*Texto del documento*.
┄┄┄┄┄┄┄┄┄┄

Me han pedido que escriba algo para
la revista de los ex Alumnos del Champagnat. Pregunté sobre qué. Me
contestaron que tenía libertad mientras el artículo no superara cierto
tamaño. Dada la respuesta, pensé: por qué no escribir algo,
precisamente, sobre la libertad.
De chico
aprendí en la catequesis familiar y escolar que lo que le daba sentido a
nuestra existencia y nos hacía personas, era el libre albedrío con el
que Dios había concebido la Creación. Libre albedrío que nos permitía
optar entre el bien y el mal. Es decir, la libertad entendida como
opción de hacer o no hacer.
Más tarde, me explicaron en casa y en las
clases de educación cívica de que mi libertad terminaba donde empezaba
la del vecino y que debía respetar esta regla para que fuera posible la
convivencia; luego, me hablaron de las libertades cívicas que
consagraba nuestra Constitución nacional entre las que, lamentablemente,
no se incluía el sufragio libre.

┄┄┄┄┄┄┄┄┄┄

Filas de un conjunto de datos
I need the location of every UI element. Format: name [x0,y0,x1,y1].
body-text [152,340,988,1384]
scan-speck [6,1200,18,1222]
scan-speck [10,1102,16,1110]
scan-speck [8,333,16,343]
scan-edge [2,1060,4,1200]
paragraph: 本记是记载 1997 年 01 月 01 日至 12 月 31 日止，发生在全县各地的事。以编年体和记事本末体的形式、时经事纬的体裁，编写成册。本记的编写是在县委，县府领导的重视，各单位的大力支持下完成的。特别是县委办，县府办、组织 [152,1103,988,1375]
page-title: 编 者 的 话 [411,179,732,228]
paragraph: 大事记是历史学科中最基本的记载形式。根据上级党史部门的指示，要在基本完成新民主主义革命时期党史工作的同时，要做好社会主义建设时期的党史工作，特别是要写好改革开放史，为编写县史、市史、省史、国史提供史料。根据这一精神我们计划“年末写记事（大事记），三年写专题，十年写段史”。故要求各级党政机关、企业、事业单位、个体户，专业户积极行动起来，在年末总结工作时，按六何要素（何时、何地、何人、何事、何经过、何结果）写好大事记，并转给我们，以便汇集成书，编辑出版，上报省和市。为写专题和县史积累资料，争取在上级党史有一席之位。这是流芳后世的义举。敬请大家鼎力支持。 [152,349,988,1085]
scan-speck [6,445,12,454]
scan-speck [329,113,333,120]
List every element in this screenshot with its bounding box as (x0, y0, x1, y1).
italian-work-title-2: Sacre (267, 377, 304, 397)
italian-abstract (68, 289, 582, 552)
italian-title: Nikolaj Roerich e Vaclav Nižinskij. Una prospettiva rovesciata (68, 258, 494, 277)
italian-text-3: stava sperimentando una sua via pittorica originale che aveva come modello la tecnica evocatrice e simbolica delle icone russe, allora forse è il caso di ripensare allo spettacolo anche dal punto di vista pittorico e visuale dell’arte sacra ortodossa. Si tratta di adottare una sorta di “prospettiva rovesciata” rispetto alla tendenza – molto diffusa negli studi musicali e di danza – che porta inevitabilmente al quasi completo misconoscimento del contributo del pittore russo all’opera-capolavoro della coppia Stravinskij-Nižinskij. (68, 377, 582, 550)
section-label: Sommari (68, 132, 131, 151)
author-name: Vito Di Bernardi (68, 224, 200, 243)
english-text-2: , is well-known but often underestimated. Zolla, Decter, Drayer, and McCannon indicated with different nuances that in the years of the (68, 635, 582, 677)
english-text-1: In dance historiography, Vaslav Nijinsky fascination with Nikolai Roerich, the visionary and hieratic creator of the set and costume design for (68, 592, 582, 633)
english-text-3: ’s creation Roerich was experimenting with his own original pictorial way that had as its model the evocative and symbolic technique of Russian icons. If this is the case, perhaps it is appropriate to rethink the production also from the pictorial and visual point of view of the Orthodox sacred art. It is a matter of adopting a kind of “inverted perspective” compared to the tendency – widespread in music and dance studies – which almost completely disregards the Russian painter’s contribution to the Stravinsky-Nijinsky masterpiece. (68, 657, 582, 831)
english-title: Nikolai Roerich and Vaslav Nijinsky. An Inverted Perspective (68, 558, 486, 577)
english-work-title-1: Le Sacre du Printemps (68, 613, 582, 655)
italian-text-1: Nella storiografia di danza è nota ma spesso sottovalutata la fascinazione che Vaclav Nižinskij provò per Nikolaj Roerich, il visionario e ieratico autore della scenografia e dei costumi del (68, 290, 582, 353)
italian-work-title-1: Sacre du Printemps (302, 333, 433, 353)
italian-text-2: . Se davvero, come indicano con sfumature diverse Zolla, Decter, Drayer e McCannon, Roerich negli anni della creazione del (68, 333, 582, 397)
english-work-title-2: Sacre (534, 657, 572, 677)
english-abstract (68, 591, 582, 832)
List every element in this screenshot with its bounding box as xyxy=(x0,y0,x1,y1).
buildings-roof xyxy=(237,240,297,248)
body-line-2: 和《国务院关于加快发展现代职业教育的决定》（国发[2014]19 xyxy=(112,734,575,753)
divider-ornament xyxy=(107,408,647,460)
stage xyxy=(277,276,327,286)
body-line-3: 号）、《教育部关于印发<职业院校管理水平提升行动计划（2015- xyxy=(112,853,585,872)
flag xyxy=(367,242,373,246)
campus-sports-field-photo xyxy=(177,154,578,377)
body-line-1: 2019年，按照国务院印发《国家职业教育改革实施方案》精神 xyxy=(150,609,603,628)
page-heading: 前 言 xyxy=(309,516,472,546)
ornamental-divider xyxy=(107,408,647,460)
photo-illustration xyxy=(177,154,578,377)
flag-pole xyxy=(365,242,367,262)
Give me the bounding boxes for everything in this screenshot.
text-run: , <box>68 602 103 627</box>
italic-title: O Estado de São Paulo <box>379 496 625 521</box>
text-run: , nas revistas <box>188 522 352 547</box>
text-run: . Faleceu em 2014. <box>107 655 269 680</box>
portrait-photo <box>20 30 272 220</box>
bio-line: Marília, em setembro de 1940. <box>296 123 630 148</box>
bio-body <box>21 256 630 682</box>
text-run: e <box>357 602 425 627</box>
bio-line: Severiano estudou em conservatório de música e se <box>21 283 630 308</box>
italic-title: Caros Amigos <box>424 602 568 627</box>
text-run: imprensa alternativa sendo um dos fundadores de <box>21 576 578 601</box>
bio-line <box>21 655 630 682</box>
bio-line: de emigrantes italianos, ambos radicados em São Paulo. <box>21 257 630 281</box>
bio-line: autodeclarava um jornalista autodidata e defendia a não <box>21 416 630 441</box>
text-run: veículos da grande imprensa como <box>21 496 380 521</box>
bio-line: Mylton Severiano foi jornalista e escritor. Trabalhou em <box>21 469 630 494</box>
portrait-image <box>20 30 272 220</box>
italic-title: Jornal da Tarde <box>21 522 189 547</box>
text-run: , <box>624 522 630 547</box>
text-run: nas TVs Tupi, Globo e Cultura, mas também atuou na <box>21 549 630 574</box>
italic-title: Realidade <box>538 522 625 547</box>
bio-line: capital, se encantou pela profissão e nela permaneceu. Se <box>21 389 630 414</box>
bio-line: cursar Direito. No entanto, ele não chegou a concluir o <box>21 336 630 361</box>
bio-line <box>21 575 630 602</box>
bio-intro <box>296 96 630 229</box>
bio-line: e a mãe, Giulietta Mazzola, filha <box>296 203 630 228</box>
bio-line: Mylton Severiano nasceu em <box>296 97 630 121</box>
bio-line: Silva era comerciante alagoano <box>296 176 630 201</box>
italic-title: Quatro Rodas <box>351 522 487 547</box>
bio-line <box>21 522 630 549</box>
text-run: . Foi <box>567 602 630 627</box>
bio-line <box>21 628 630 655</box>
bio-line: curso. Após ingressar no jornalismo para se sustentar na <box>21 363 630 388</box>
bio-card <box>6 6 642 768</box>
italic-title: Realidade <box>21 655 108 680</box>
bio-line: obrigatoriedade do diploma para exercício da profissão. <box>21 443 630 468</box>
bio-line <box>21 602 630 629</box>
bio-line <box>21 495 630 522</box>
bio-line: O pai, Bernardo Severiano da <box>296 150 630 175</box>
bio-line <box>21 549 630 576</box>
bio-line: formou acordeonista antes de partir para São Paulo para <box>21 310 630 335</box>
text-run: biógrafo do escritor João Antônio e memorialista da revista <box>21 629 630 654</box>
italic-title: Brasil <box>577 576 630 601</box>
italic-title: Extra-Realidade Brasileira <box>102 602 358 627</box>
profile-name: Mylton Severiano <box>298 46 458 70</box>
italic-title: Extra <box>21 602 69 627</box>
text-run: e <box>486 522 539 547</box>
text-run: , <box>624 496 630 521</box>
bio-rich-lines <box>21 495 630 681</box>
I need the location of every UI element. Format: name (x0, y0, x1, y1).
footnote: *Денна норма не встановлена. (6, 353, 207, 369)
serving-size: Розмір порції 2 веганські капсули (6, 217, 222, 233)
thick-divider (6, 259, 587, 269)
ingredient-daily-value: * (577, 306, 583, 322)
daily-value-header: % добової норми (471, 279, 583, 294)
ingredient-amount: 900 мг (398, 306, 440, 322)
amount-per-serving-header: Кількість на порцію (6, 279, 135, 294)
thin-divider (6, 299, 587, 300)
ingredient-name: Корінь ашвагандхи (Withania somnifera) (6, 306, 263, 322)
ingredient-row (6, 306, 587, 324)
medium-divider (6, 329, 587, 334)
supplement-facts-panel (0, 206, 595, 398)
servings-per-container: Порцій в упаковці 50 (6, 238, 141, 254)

┄┄┄┄┄┄┄┄┄┄

*Completa lo siguiente*.
1/ Reproduce completo el texto sobre la libertad.
2/ Extrae de las filas cada línea en la que aparezca la palabra "rovesciata".

*Resultados por tarea*.
1/
Me han pedido que escriba algo para
la revista de los ex Alumnos del Champagnat. Pregunté sobre qué. Me
contestaron que tenía libertad mientras el artículo no superara cierto
tamaño. Dada la respuesta, pensé: por qué no escribir algo,
precisamente, sobre la libertad.
De chico
aprendí en la catequesis familiar y escolar que lo que le daba sentido a
nuestra existencia y nos hacía personas, era el libre albedrío con el
que Dios había concebido la Creación. Libre albedrío que nos permitía
optar entre el bien y el mal. Es decir, la libertad entendida como
opción de hacer o no hacer.
Más tarde, me explicaron en casa y en las
clases de educación cívica de que mi libertad terminaba donde empezaba
la del vecino y que debía respetar esta regla para que fuera posible la
convivencia; luego, me hablaron de las libertades cívicas que
consagraba nuestra Constitución nacional entre las que, lamentablemente,
no se incluía el sufragio libre.

2/
italian-title: Nikolaj Roerich e Vaclav Nižinskij. Una prospettiva rovesciata (68, 258, 494, 277)
italian-text-3: stava sperimentando una sua via pittorica originale che aveva come modello la tecnica evocatrice e simbolica delle icone russe, allora forse è il caso di ripensare allo spettacolo anche dal punto di vista pittorico e visuale dell’arte sacra ortodossa. Si tratta di adottare una sorta di “prospettiva rovesciata” rispetto alla tendenza – molto diffusa negli studi musicali e di danza – che porta inevitabilmente al quasi completo misconoscimento del contributo del pittore russo all’opera-capolavoro della coppia Stravinskij-Nižinskij. (68, 377, 582, 550)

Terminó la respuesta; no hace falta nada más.